» Task material:
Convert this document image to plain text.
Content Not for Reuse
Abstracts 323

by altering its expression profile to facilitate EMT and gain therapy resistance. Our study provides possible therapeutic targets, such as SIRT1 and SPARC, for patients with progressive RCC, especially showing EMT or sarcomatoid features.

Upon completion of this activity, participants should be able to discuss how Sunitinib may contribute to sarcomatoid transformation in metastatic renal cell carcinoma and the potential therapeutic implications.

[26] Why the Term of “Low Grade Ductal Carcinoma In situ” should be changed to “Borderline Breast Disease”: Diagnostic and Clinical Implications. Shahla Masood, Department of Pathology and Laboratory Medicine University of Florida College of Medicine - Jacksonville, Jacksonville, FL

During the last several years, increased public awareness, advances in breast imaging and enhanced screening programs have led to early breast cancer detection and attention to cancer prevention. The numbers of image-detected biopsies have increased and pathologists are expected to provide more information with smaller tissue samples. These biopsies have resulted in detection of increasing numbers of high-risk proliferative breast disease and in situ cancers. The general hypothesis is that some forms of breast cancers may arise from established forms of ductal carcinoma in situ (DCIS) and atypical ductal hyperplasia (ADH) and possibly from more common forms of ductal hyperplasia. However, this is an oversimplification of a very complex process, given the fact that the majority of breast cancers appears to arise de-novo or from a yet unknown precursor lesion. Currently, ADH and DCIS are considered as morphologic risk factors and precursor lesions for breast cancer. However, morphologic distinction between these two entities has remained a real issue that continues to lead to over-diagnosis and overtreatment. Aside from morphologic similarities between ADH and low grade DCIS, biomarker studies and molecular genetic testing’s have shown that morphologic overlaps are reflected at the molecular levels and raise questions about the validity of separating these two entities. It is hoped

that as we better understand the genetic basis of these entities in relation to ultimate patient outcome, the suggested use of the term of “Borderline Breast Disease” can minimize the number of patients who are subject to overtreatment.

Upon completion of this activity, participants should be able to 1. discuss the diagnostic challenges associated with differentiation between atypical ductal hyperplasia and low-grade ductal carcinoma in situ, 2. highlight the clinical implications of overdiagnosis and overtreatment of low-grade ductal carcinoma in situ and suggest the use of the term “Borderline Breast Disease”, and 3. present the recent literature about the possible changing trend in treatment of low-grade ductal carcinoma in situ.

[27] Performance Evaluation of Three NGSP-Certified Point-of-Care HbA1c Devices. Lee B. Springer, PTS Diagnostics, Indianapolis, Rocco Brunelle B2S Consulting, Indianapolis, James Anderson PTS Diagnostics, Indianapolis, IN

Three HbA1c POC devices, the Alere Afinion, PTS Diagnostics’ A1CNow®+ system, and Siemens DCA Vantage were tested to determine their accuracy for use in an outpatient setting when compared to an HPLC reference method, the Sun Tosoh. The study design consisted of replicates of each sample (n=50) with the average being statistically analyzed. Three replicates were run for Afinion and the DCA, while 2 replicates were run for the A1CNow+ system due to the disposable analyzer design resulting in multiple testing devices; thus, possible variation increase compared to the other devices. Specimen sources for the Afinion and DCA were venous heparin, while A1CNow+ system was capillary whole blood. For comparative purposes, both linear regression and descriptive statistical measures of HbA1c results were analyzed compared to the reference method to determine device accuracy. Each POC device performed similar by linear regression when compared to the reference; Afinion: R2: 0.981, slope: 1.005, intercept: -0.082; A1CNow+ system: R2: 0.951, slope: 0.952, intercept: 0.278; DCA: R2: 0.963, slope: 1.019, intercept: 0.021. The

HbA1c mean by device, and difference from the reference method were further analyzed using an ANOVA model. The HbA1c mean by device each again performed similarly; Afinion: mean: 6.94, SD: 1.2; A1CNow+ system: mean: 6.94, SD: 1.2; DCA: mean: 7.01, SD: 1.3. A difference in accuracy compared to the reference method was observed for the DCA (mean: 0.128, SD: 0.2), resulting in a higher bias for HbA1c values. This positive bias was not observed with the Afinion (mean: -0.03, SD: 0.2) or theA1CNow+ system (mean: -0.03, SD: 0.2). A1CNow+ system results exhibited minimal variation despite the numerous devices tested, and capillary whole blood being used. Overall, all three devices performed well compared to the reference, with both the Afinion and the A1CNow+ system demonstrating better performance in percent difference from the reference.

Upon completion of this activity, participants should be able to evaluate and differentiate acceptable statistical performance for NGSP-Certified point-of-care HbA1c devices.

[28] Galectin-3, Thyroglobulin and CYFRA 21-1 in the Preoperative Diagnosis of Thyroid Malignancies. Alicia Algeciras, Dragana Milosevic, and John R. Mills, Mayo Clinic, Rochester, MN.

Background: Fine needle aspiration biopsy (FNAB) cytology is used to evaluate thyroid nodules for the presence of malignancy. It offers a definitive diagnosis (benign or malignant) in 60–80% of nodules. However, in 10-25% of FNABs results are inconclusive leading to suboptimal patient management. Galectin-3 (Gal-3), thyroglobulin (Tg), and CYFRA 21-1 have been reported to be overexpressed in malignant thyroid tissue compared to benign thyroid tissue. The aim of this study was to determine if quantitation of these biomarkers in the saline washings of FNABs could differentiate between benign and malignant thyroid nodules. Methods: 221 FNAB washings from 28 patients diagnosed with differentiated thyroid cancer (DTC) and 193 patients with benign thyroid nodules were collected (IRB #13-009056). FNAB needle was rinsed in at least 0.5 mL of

» Required action: Output all of the data again. Match it exactly.

» Output:
Convert this document image to plain text.
Content Not for Reuse
Abstracts 323

by altering its expression profile to facilitate EMT and gain therapy resistance. Our study provides possible therapeutic targets, such as SIRT1 and SPARC, for patients with progressive RCC, especially showing EMT or sarcomatoid features.

Upon completion of this activity, participants should be able to discuss how Sunitinib may contribute to sarcomatoid transformation in metastatic renal cell carcinoma and the potential therapeutic implications.

[26] Why the Term of “Low Grade Ductal Carcinoma In situ” should be changed to “Borderline Breast Disease”: Diagnostic and Clinical Implications. Shahla Masood, Department of Pathology and Laboratory Medicine University of Florida College of Medicine - Jacksonville, Jacksonville, FL

During the last several years, increased public awareness, advances in breast imaging and enhanced screening programs have led to early breast cancer detection and attention to cancer prevention. The numbers of image-detected biopsies have increased and pathologists are expected to provide more information with smaller tissue samples. These biopsies have resulted in detection of increasing numbers of high-risk proliferative breast disease and in situ cancers. The general hypothesis is that some forms of breast cancers may arise from established forms of ductal carcinoma in situ (DCIS) and atypical ductal hyperplasia (ADH) and possibly from more common forms of ductal hyperplasia. However, this is an oversimplification of a very complex process, given the fact that the majority of breast cancers appears to arise de-novo or from a yet unknown precursor lesion. Currently, ADH and DCIS are considered as morphologic risk factors and precursor lesions for breast cancer. However, morphologic distinction between these two entities has remained a real issue that continues to lead to over-diagnosis and overtreatment. Aside from morphologic similarities between ADH and low grade DCIS, biomarker studies and molecular genetic testing’s have shown that morphologic overlaps are reflected at the molecular levels and raise questions about the validity of separating these two entities. It is hoped

that as we better understand the genetic basis of these entities in relation to ultimate patient outcome, the suggested use of the term of “Borderline Breast Disease” can minimize the number of patients who are subject to overtreatment.

Upon completion of this activity, participants should be able to 1. discuss the diagnostic challenges associated with differentiation between atypical ductal hyperplasia and low-grade ductal carcinoma in situ, 2. highlight the clinical implications of overdiagnosis and overtreatment of low-grade ductal carcinoma in situ and suggest the use of the term “Borderline Breast Disease”, and 3. present the recent literature about the possible changing trend in treatment of low-grade ductal carcinoma in situ.

[27] Performance Evaluation of Three NGSP-Certified Point-of-Care HbA1c Devices. Lee B. Springer, PTS Diagnostics, Indianapolis, Rocco Brunelle B2S Consulting, Indianapolis, James Anderson PTS Diagnostics, Indianapolis, IN

Three HbA1c POC devices, the Alere Afinion, PTS Diagnostics’ A1CNow®+ system, and Siemens DCA Vantage were tested to determine their accuracy for use in an outpatient setting when compared to an HPLC reference method, the Sun Tosoh. The study design consisted of replicates of each sample (n=50) with the average being statistically analyzed. Three replicates were run for Afinion and the DCA, while 2 replicates were run for the A1CNow+ system due to the disposable analyzer design resulting in multiple testing devices; thus, possible variation increase compared to the other devices. Specimen sources for the Afinion and DCA were venous heparin, while A1CNow+ system was capillary whole blood. For comparative purposes, both linear regression and descriptive statistical measures of HbA1c results were analyzed compared to the reference method to determine device accuracy. Each POC device performed similar by linear regression when compared to the reference; Afinion: R2: 0.981, slope: 1.005, intercept: -0.082; A1CNow+ system: R2: 0.951, slope: 0.952, intercept: 0.278; DCA: R2: 0.963, slope: 1.019, intercept: 0.021. The

HbA1c mean by device, and difference from the reference method were further analyzed using an ANOVA model. The HbA1c mean by device each again performed similarly; Afinion: mean: 6.94, SD: 1.2; A1CNow+ system: mean: 6.94, SD: 1.2; DCA: mean: 7.01, SD: 1.3. A difference in accuracy compared to the reference method was observed for the DCA (mean: 0.128, SD: 0.2), resulting in a higher bias for HbA1c values. This positive bias was not observed with the Afinion (mean: -0.03, SD: 0.2) or theA1CNow+ system (mean: -0.03, SD: 0.2). A1CNow+ system results exhibited minimal variation despite the numerous devices tested, and capillary whole blood being used. Overall, all three devices performed well compared to the reference, with both the Afinion and the A1CNow+ system demonstrating better performance in percent difference from the reference.

Upon completion of this activity, participants should be able to evaluate and differentiate acceptable statistical performance for NGSP-Certified point-of-care HbA1c devices.

[28] Galectin-3, Thyroglobulin and CYFRA 21-1 in the Preoperative Diagnosis of Thyroid Malignancies. Alicia Algeciras, Dragana Milosevic, and John R. Mills, Mayo Clinic, Rochester, MN.

Background: Fine needle aspiration biopsy (FNAB) cytology is used to evaluate thyroid nodules for the presence of malignancy. It offers a definitive diagnosis (benign or malignant) in 60–80% of nodules. However, in 10-25% of FNABs results are inconclusive leading to suboptimal patient management. Galectin-3 (Gal-3), thyroglobulin (Tg), and CYFRA 21-1 have been reported to be overexpressed in malignant thyroid tissue compared to benign thyroid tissue. The aim of this study was to determine if quantitation of these biomarkers in the saline washings of FNABs could differentiate between benign and malignant thyroid nodules. Methods: 221 FNAB washings from 28 patients diagnosed with differentiated thyroid cancer (DTC) and 193 patients with benign thyroid nodules were collected (IRB #13-009056). FNAB needle was rinsed in at least 0.5 mL of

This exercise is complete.